Task statement - Make an exact copy of the records, with the pictures left out.
_ _ _ _ _ _ _
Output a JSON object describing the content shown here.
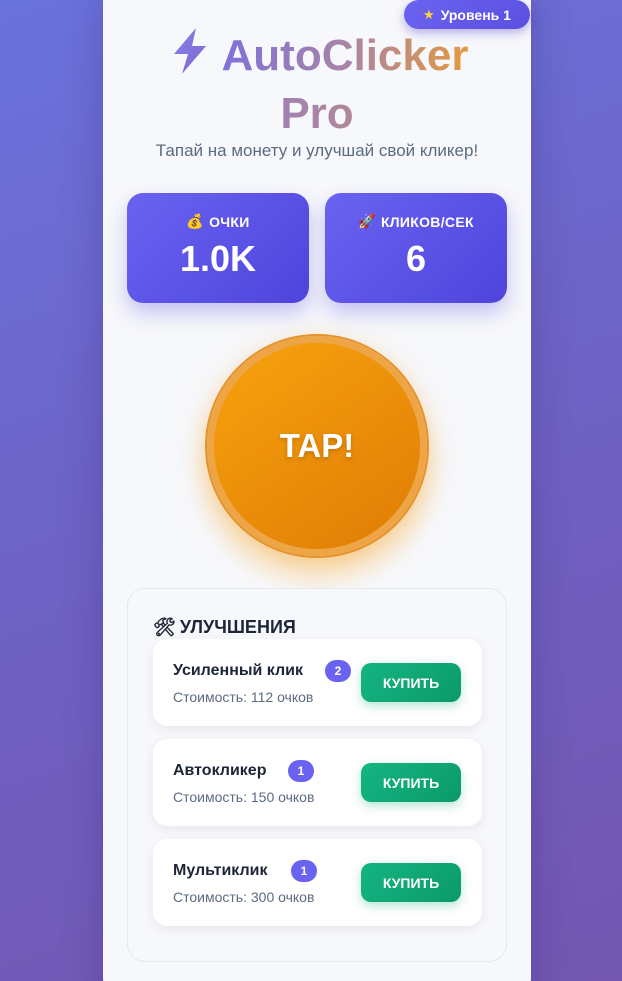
{
  "header": {
    "level_label": "Уровень 1",
    "title_line1": "AutoClicker",
    "title_line2": "Pro",
    "subtitle": "Тапай на монету и улучшай свой кликер!"
  },
  "stats": [
    {
      "icon": "money-bag-icon",
      "label": "ОЧКИ",
      "value": "1.0K"
    },
    {
      "icon": "rocket-icon",
      "label": "КЛИКОВ/СЕК",
      "value": "6"
    }
  ],
  "coin": {
    "label": "TAP!"
  },
  "upgrades": {
    "heading": "УЛУЧШЕНИЯ",
    "items": [
      {
        "name": "Усиленный клик",
        "count": "2",
        "cost": "Стоимость: 112 очков",
        "buy_label": "КУПИТЬ"
      },
      {
        "name": "Автокликер",
        "count": "1",
        "cost": "Стоимость: 150 очков",
        "buy_label": "КУПИТЬ"
      },
      {
        "name": "Мультиклик",
        "count": "1",
        "cost": "Стоимость: 300 очков",
        "buy_label": "КУПИТЬ"
      }
    ]
  },
  "colors": {
    "accent": "#6a63f1",
    "coin": "#f39c12",
    "buy": "#10b981"
  }
}
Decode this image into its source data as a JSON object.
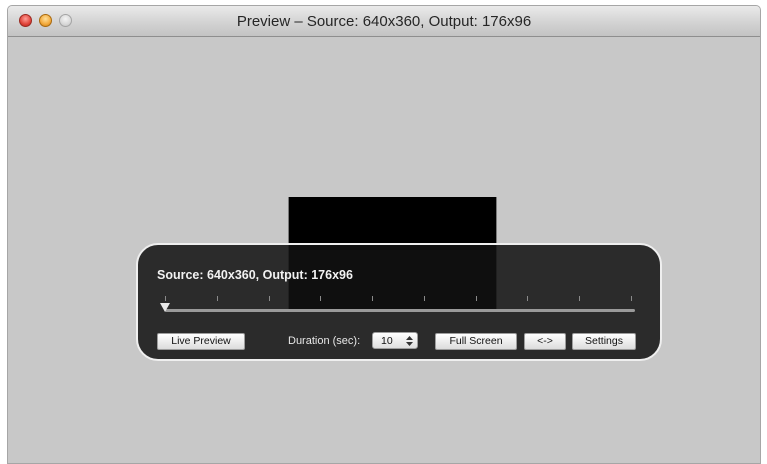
{
  "window": {
    "title": "Preview – Source: 640x360, Output: 176x96"
  },
  "hud": {
    "status": "Source: 640x360, Output: 176x96",
    "slider": {
      "position": 0,
      "tick_count": 10
    },
    "live_preview_label": "Live Preview",
    "duration_label": "Duration (sec):",
    "duration_value": "10",
    "full_screen_label": "Full Screen",
    "swap_label": "<->",
    "settings_label": "Settings"
  },
  "colors": {
    "window_background": "#c8c8c8",
    "hud_background": "#121212",
    "hud_border": "#efefef",
    "video_frame": "#000000"
  },
  "icons": {
    "close": "close-icon",
    "minimize": "minimize-icon",
    "zoom": "zoom-icon",
    "stepper": "stepper-icon"
  }
}
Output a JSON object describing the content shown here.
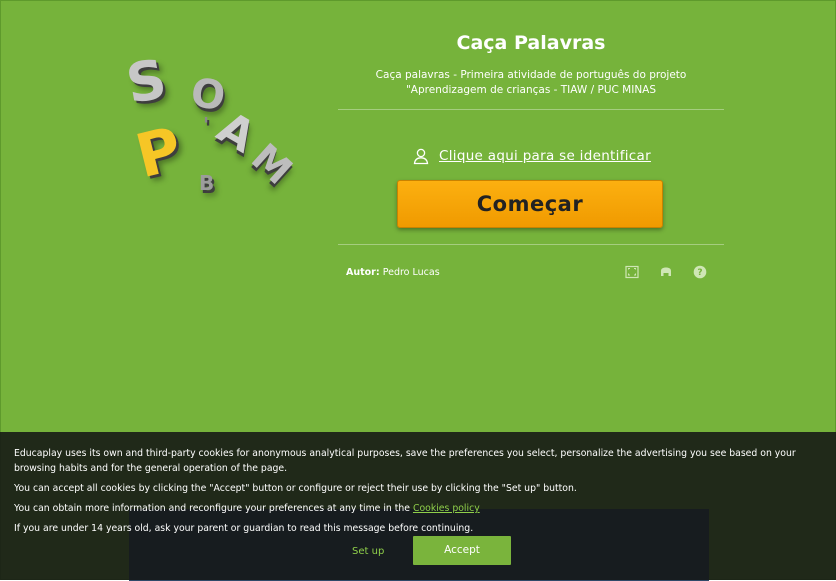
{
  "activity": {
    "title": "Caça Palavras",
    "description": "Caça palavras - Primeira atividade de português do projeto \"Aprendizagem de crianças - TIAW / PUC MINAS",
    "identify_link": "Clique aqui para se identificar",
    "start_button": "Começar",
    "author_label": "Autor:",
    "author_name": "Pedro Lucas"
  },
  "logo_letters": {
    "s": "S",
    "o": "O",
    "p": "P",
    "a": "A",
    "m": "M",
    "b": "B",
    "quote": "'"
  },
  "icons": [
    "fullscreen-icon",
    "print-icon",
    "help-icon",
    "user-icon"
  ],
  "cookie_banner": {
    "line1": "Educaplay uses its own and third-party cookies for anonymous analytical purposes, save the preferences you select, personalize the advertising you see based on your browsing habits and for the general operation of the page.",
    "line2": "You can accept all cookies by clicking the \"Accept\" button or configure or reject their use by clicking the \"Set up\" button.",
    "line3_prefix": "You can obtain more information and reconfigure your preferences at any time in the ",
    "line3_link": "Cookies policy",
    "line4": "If you are under 14 years old, ask your parent or guardian to read this message before continuing.",
    "setup_button": "Set up",
    "accept_button": "Accept"
  },
  "colors": {
    "background_green": "#76b33b",
    "start_button_orange": "#f7a800",
    "cookie_link_green": "#8fcf4a"
  }
}
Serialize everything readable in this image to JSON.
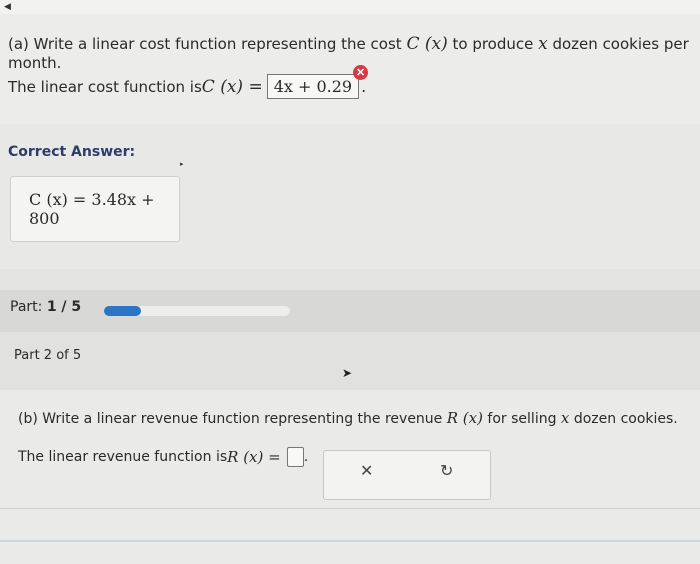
{
  "question_a": {
    "prefix": "(a) Write a linear cost function representing the cost ",
    "func": "C (x)",
    "middle": " to produce ",
    "var": "x",
    "suffix": " dozen cookies per month."
  },
  "answer_a": {
    "prefix": "The linear cost function is ",
    "func": "C (x) =",
    "value": "4x + 0.29",
    "period": "."
  },
  "correct": {
    "label": "Correct Answer:",
    "value": "C (x) = 3.48x + 800"
  },
  "progress": {
    "label_prefix": "Part: ",
    "label_value": "1 / 5",
    "fraction": 0.2
  },
  "part2": {
    "label": "Part 2 of 5"
  },
  "question_b": {
    "prefix": "(b) Write a linear revenue function representing the revenue ",
    "func": "R (x)",
    "middle": " for selling ",
    "var": "x",
    "suffix": " dozen cookies."
  },
  "answer_b": {
    "prefix": "The linear revenue function is ",
    "func": "R (x) =",
    "period": "."
  },
  "actions": {
    "clear": "✕",
    "undo": "↻"
  },
  "icons": {
    "error": "error-icon",
    "clear": "clear-icon",
    "undo": "undo-icon"
  },
  "colors": {
    "accent": "#2b74c6",
    "error": "#d53a42",
    "correct_label": "#2c3d6b"
  }
}
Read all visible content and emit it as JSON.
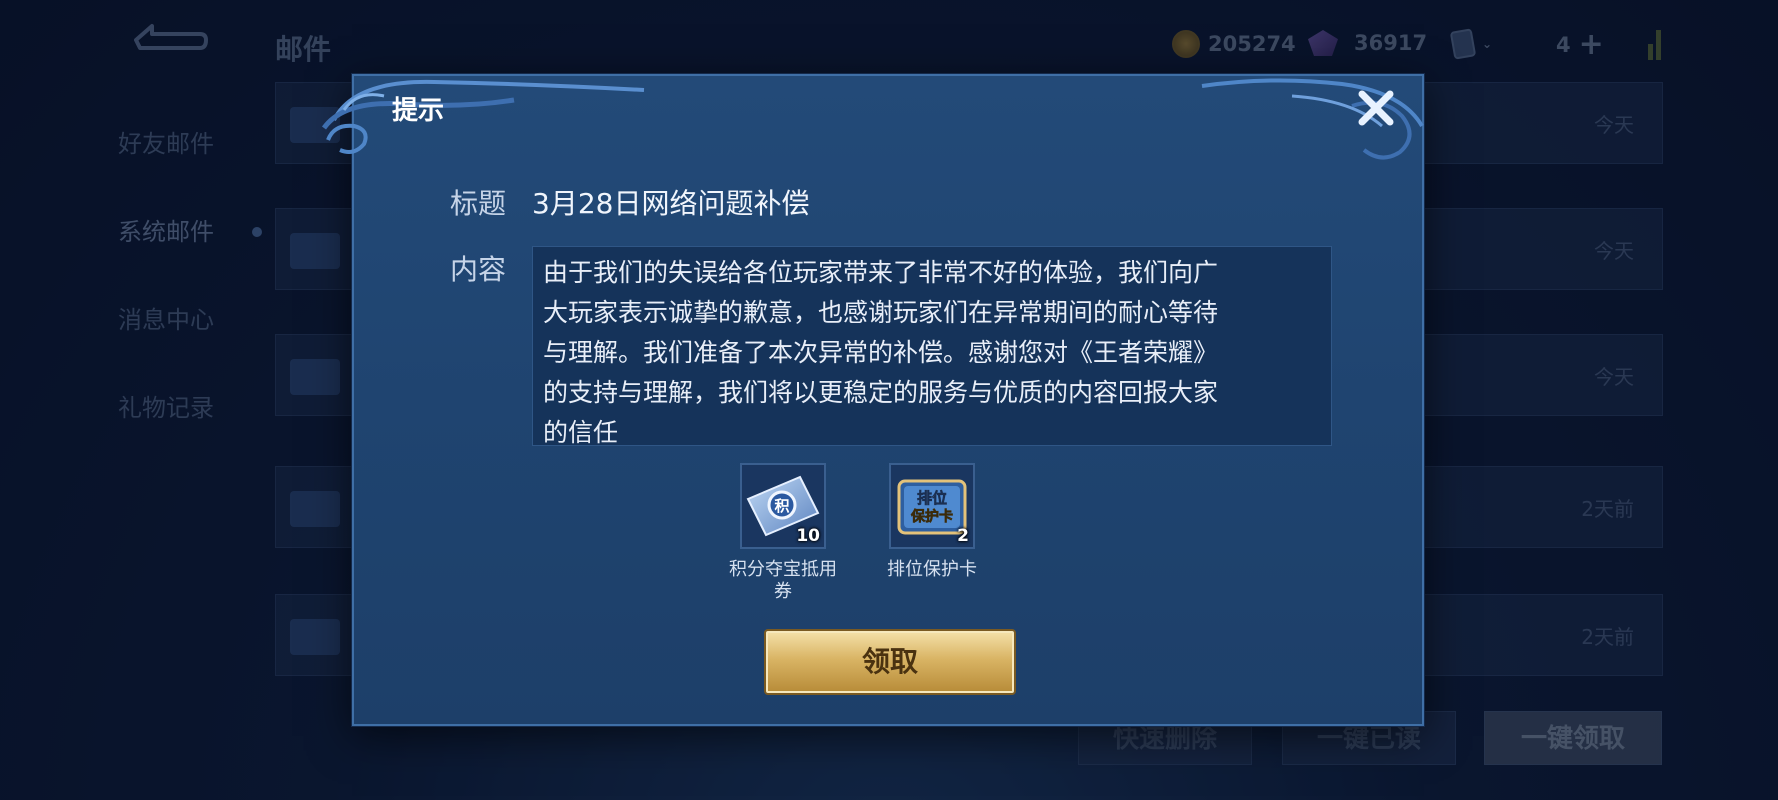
_ _ _ _ _ _ _
Task result -
Output a JSON object describing the content shown here.
{
  "header": {
    "level_label": "Уровень 1",
    "title_line1": "AutoClicker",
    "title_line2": "Pro",
    "subtitle": "Тапай на монету и улучшай свой кликер!"
  },
  "stats": [
    {
      "icon": "money-bag-icon",
      "label": "ОЧКИ",
      "value": "1.0K"
    },
    {
      "icon": "rocket-icon",
      "label": "КЛИКОВ/СЕК",
      "value": "6"
    }
  ],
  "coin": {
    "label": "TAP!"
  },
  "upgrades": {
    "heading": "УЛУЧШЕНИЯ",
    "items": [
      {
        "name": "Усиленный клик",
        "count": "2",
        "cost": "Стоимость: 112 очков",
        "buy_label": "КУПИТЬ"
      },
      {
        "name": "Автокликер",
        "count": "1",
        "cost": "Стоимость: 150 очков",
        "buy_label": "КУПИТЬ"
      },
      {
        "name": "Мультиклик",
        "count": "1",
        "cost": "Стоимость: 300 очков",
        "buy_label": "КУПИТЬ"
      }
    ]
  },
  "colors": {
    "accent": "#6a63f1",
    "coin": "#f39c12",
    "buy": "#10b981"
  }
}
Decode this image into its source data as a JSON object.
{
  "window": {
    "title": "Preview – Source: 640x360, Output: 176x96"
  },
  "hud": {
    "status": "Source: 640x360, Output: 176x96",
    "slider": {
      "position": 0,
      "tick_count": 10
    },
    "live_preview_label": "Live Preview",
    "duration_label": "Duration (sec):",
    "duration_value": "10",
    "full_screen_label": "Full Screen",
    "swap_label": "<->",
    "settings_label": "Settings"
  },
  "colors": {
    "window_background": "#c8c8c8",
    "hud_background": "#121212",
    "hud_border": "#efefef",
    "video_frame": "#000000"
  },
  "icons": {
    "close": "close-icon",
    "minimize": "minimize-icon",
    "zoom": "zoom-icon",
    "stepper": "stepper-icon"
  }
}
Output a JSON object describing the content shown here.
{
  "activity": {
    "title": "Caça Palavras",
    "description": "Caça palavras - Primeira atividade de português do projeto \"Aprendizagem de crianças - TIAW / PUC MINAS",
    "identify_link": "Clique aqui para se identificar",
    "start_button": "Começar",
    "author_label": "Autor:",
    "author_name": "Pedro Lucas"
  },
  "logo_letters": {
    "s": "S",
    "o": "O",
    "p": "P",
    "a": "A",
    "m": "M",
    "b": "B",
    "quote": "'"
  },
  "icons": [
    "fullscreen-icon",
    "print-icon",
    "help-icon",
    "user-icon"
  ],
  "cookie_banner": {
    "line1": "Educaplay uses its own and third-party cookies for anonymous analytical purposes, save the preferences you select, personalize the advertising you see based on your browsing habits and for the general operation of the page.",
    "line2": "You can accept all cookies by clicking the \"Accept\" button or configure or reject their use by clicking the \"Set up\" button.",
    "line3_prefix": "You can obtain more information and reconfigure your preferences at any time in the ",
    "line3_link": "Cookies policy",
    "line4": "If you are under 14 years old, ask your parent or guardian to read this message before continuing.",
    "setup_button": "Set up",
    "accept_button": "Accept"
  },
  "colors": {
    "background_green": "#76b33b",
    "start_button_orange": "#f7a800",
    "cookie_link_green": "#8fcf4a"
  }
}
Serialize everything readable in this image to JSON.
{
  "question_a": {
    "prefix": "(a) Write a linear cost function representing the cost ",
    "func": "C (x)",
    "middle": " to produce ",
    "var": "x",
    "suffix": " dozen cookies per month."
  },
  "answer_a": {
    "prefix": "The linear cost function is ",
    "func": "C (x) =",
    "value": "4x + 0.29",
    "period": "."
  },
  "correct": {
    "label": "Correct Answer:",
    "value": "C (x) = 3.48x + 800"
  },
  "progress": {
    "label_prefix": "Part: ",
    "label_value": "1 / 5",
    "fraction": 0.2
  },
  "part2": {
    "label": "Part 2 of 5"
  },
  "question_b": {
    "prefix": "(b) Write a linear revenue function representing the revenue ",
    "func": "R (x)",
    "middle": " for selling ",
    "var": "x",
    "suffix": " dozen cookies."
  },
  "answer_b": {
    "prefix": "The linear revenue function is ",
    "func": "R (x) =",
    "period": "."
  },
  "actions": {
    "clear": "✕",
    "undo": "↻"
  },
  "icons": {
    "error": "error-icon",
    "clear": "clear-icon",
    "undo": "undo-icon"
  },
  "colors": {
    "accent": "#2b74c6",
    "error": "#d53a42",
    "correct_label": "#2c3d6b"
  }
}
Read all visible content and emit it as JSON.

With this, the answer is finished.